Description of the task. All lines in which the word "TECHNOLOGY" occurs are to be extracted.

[Dataset excerpt]

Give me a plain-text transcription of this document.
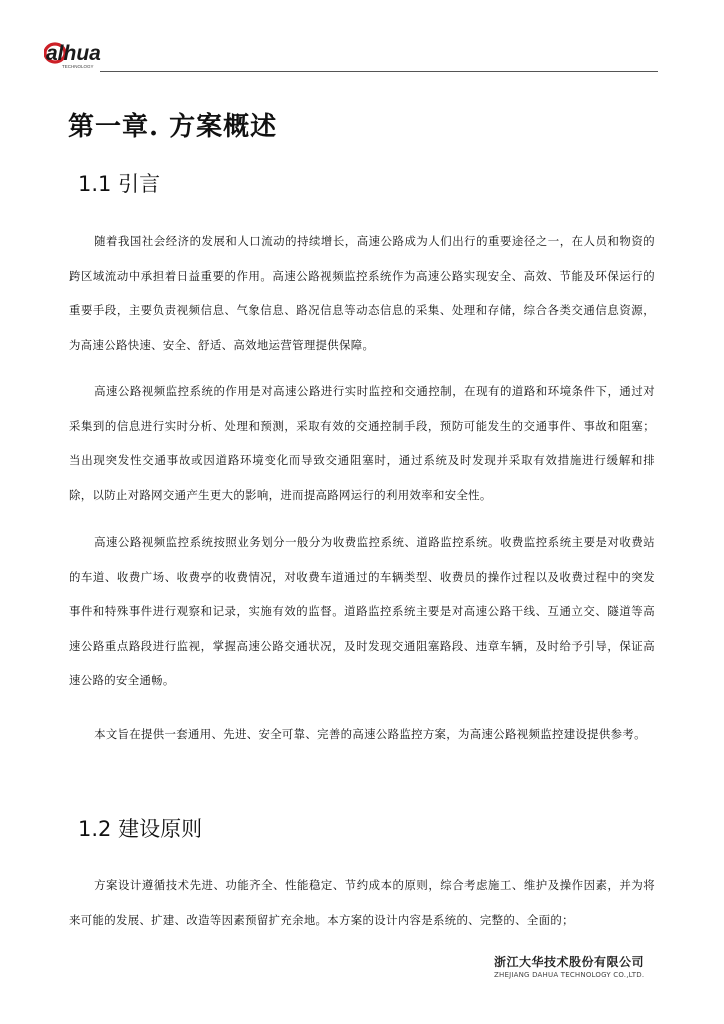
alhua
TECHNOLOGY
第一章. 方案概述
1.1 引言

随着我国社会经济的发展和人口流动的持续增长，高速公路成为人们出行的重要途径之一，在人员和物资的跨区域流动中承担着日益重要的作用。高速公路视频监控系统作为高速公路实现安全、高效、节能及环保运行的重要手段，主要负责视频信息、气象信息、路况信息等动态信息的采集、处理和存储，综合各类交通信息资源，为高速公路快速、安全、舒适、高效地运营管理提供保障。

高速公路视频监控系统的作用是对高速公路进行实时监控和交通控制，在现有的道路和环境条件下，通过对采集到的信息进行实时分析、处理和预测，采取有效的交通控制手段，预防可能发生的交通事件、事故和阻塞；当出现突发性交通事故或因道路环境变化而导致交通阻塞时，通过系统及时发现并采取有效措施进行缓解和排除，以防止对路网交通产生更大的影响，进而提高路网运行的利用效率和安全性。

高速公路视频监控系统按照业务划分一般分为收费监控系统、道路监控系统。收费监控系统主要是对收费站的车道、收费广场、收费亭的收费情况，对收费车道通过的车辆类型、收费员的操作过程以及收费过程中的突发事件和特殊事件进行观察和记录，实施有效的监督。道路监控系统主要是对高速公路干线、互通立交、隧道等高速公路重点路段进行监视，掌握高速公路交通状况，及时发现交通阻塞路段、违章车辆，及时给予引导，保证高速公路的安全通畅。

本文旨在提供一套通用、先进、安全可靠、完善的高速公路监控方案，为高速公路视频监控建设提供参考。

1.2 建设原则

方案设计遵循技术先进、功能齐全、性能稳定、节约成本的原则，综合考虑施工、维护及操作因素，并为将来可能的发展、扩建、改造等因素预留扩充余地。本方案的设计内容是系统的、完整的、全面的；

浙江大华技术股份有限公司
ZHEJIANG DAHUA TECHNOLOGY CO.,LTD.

---

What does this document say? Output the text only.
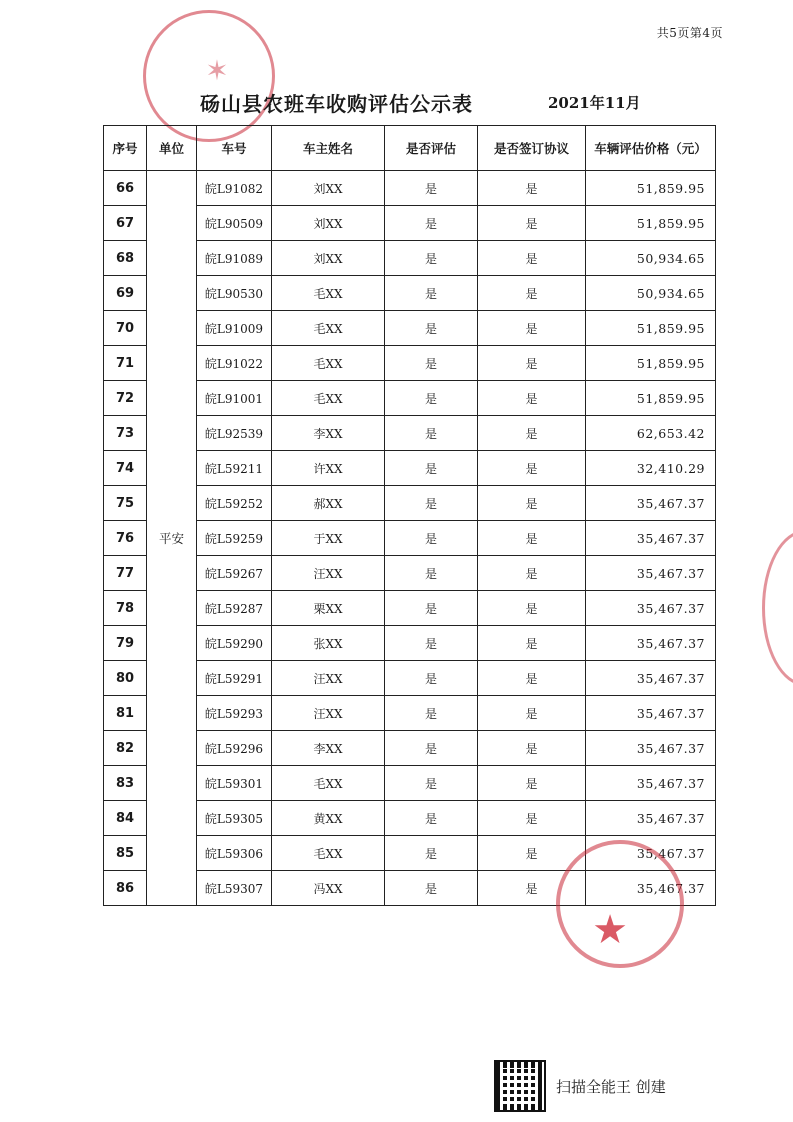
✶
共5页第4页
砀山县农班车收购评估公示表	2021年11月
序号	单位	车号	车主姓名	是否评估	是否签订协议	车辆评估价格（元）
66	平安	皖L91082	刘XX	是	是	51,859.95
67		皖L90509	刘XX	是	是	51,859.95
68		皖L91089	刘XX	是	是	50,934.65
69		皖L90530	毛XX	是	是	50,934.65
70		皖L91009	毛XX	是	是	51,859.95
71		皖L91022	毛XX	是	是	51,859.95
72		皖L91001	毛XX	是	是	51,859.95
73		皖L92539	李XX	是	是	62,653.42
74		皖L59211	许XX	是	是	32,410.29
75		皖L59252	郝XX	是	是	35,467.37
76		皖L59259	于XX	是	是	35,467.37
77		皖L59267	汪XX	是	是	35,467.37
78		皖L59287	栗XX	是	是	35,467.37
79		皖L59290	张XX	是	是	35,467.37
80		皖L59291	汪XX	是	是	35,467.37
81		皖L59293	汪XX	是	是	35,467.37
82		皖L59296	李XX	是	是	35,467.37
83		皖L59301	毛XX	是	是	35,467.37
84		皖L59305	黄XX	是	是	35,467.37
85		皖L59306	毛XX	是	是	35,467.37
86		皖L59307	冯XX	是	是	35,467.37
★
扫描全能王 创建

Result of the exercise.
TECHNOLOGY
ZHEJIANG DAHUA TECHNOLOGY CO.,LTD.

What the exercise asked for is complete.